- [Aim]: Work out how many lines of the records contain "Tyres". Answer with the number and nothing else.

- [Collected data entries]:
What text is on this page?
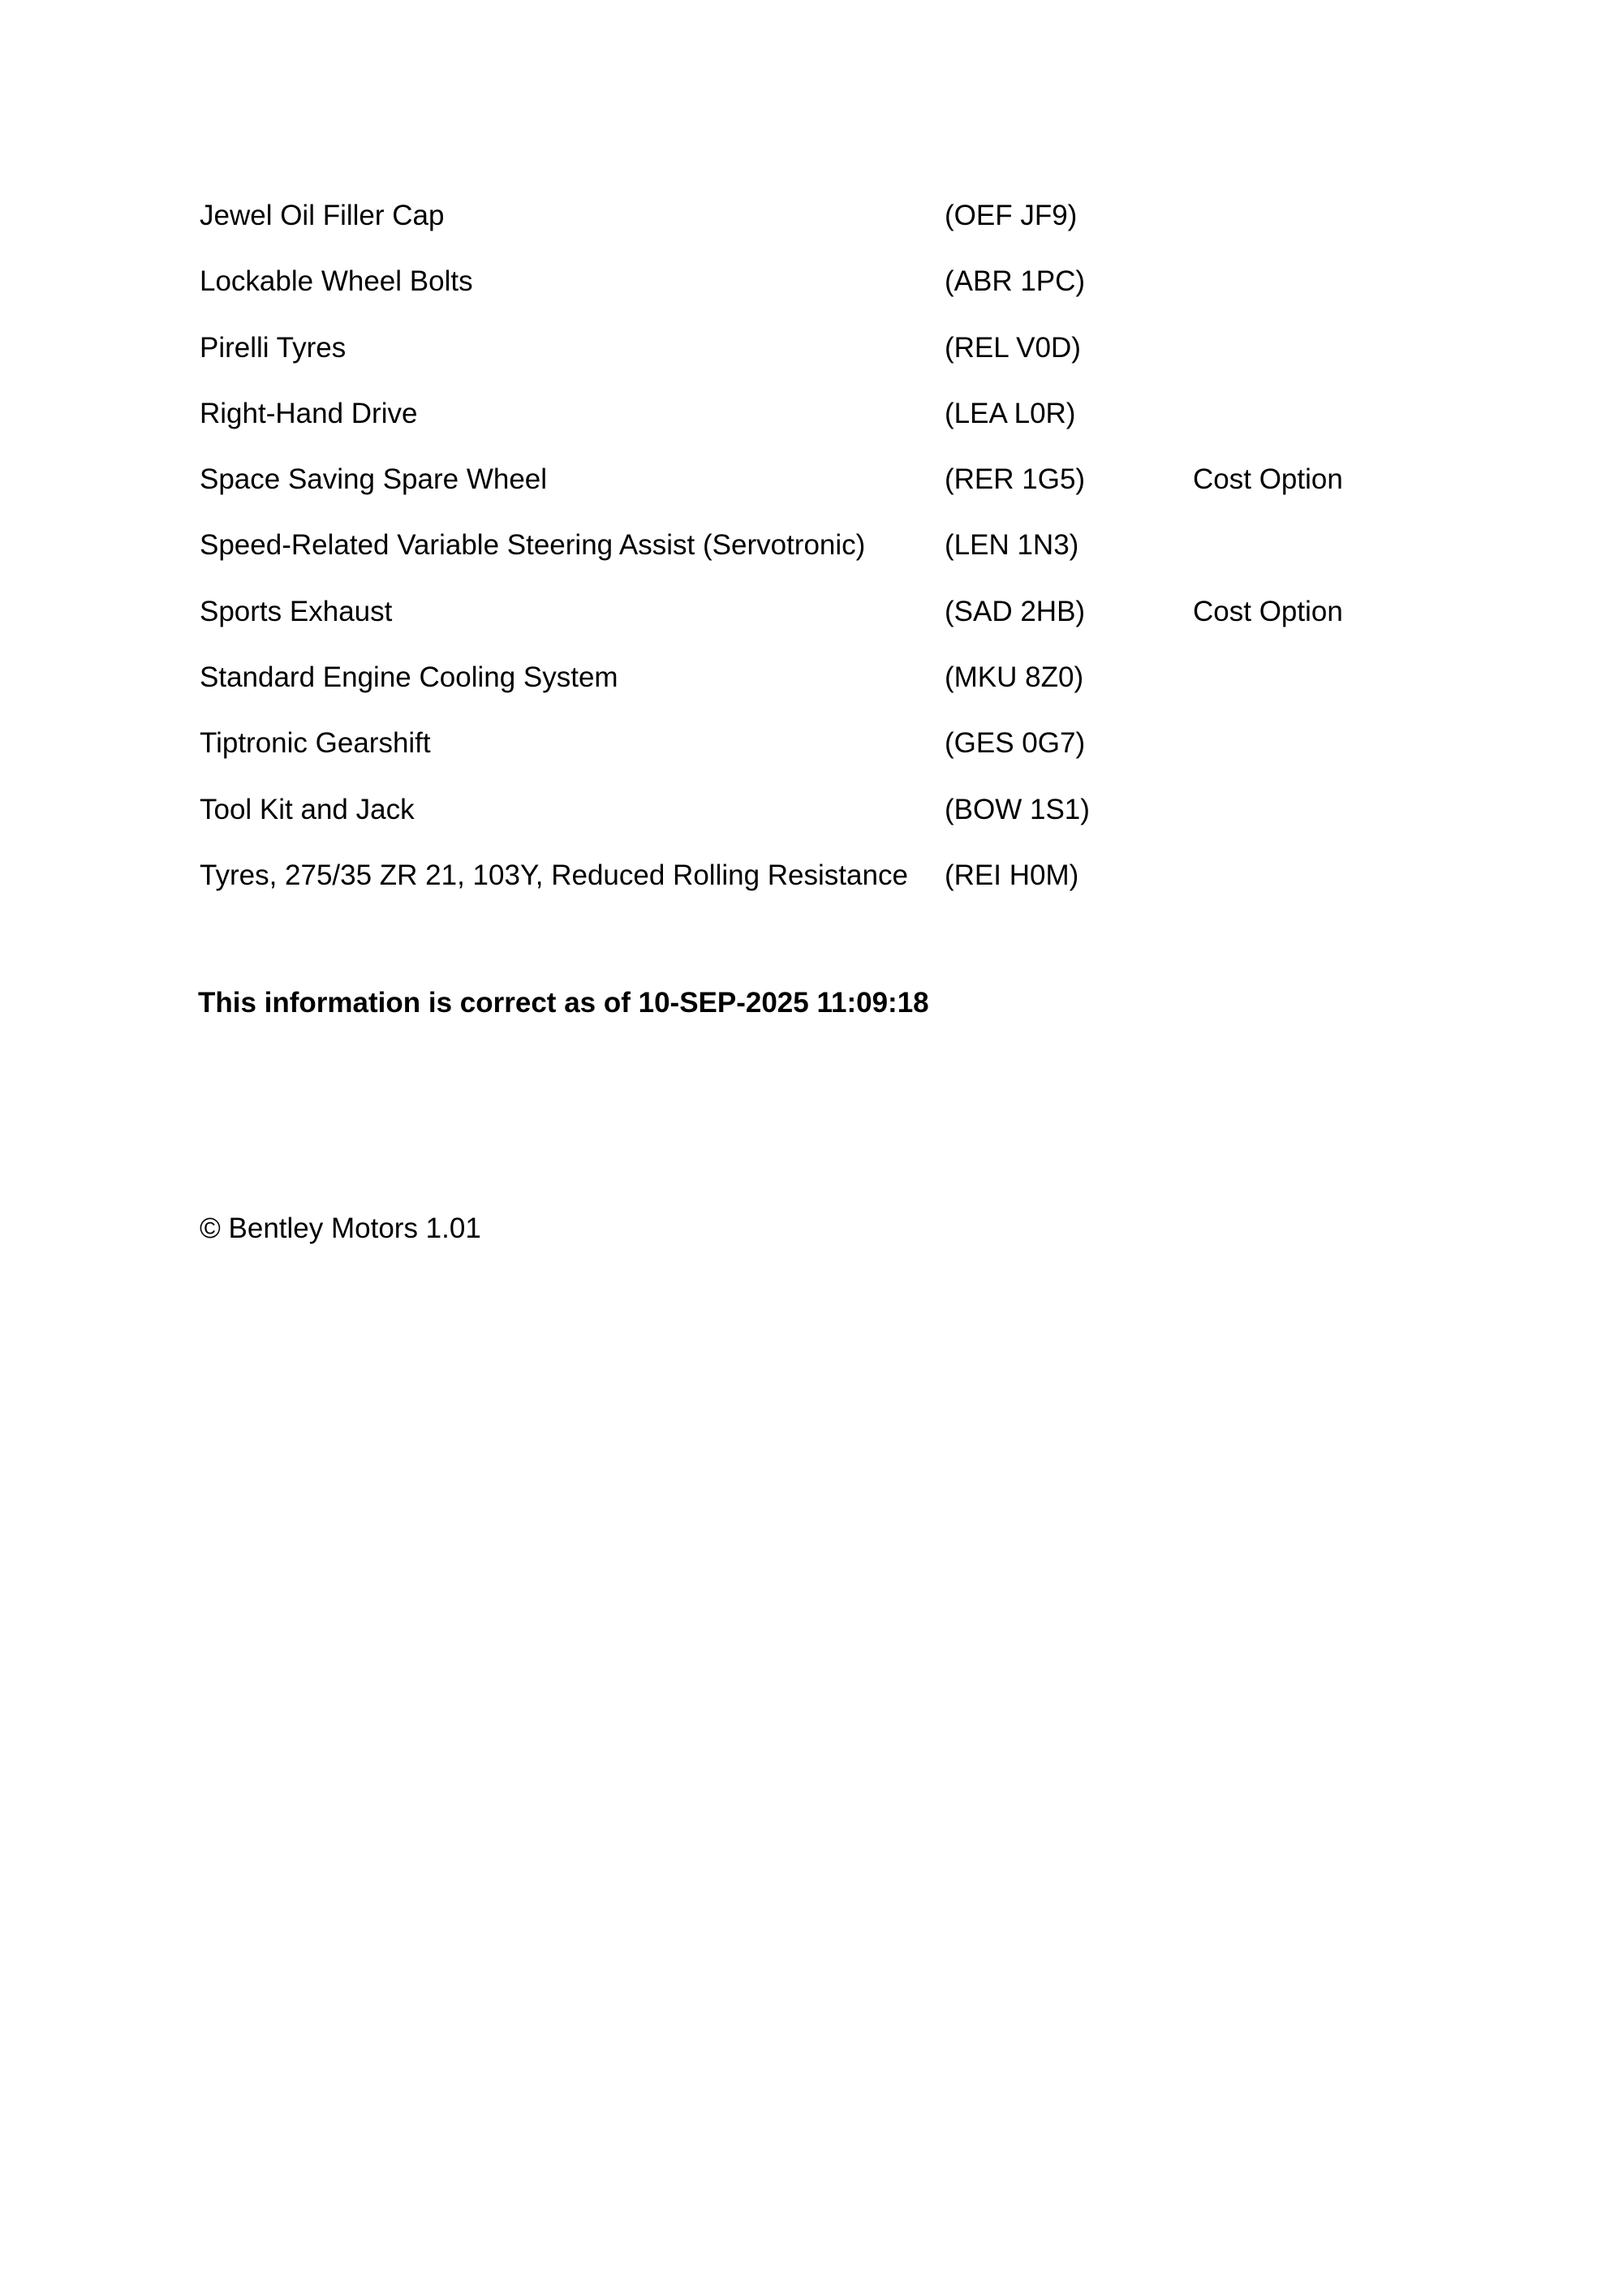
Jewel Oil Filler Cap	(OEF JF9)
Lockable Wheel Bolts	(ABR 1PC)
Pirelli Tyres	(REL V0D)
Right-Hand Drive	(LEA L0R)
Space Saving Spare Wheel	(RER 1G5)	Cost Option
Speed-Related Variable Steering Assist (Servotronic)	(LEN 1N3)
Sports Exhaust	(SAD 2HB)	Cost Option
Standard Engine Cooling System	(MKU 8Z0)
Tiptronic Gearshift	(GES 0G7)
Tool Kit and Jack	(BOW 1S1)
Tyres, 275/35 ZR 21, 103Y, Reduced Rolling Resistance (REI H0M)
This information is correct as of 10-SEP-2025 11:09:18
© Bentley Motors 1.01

...

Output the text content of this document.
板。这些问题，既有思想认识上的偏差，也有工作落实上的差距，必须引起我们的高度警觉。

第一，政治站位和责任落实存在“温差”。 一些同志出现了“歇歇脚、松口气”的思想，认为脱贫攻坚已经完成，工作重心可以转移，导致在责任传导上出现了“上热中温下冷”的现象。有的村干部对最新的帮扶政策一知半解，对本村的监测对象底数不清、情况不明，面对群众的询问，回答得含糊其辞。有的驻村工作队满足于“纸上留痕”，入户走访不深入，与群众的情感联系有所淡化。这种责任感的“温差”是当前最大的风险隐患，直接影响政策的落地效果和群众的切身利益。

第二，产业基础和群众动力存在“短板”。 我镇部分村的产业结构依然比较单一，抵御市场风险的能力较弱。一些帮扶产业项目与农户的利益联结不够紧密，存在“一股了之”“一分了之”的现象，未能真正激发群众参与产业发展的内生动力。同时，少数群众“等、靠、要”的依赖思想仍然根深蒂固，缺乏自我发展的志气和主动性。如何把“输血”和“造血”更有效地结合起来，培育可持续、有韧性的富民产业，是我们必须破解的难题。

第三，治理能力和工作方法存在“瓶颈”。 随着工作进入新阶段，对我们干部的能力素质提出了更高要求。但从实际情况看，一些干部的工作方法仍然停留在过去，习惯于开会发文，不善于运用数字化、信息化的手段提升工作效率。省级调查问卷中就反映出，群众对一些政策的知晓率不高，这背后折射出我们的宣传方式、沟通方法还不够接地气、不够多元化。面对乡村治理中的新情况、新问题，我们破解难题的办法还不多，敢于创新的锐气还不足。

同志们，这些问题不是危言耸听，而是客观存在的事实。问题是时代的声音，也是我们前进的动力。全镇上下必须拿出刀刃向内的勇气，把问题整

- [Output of the task]: 2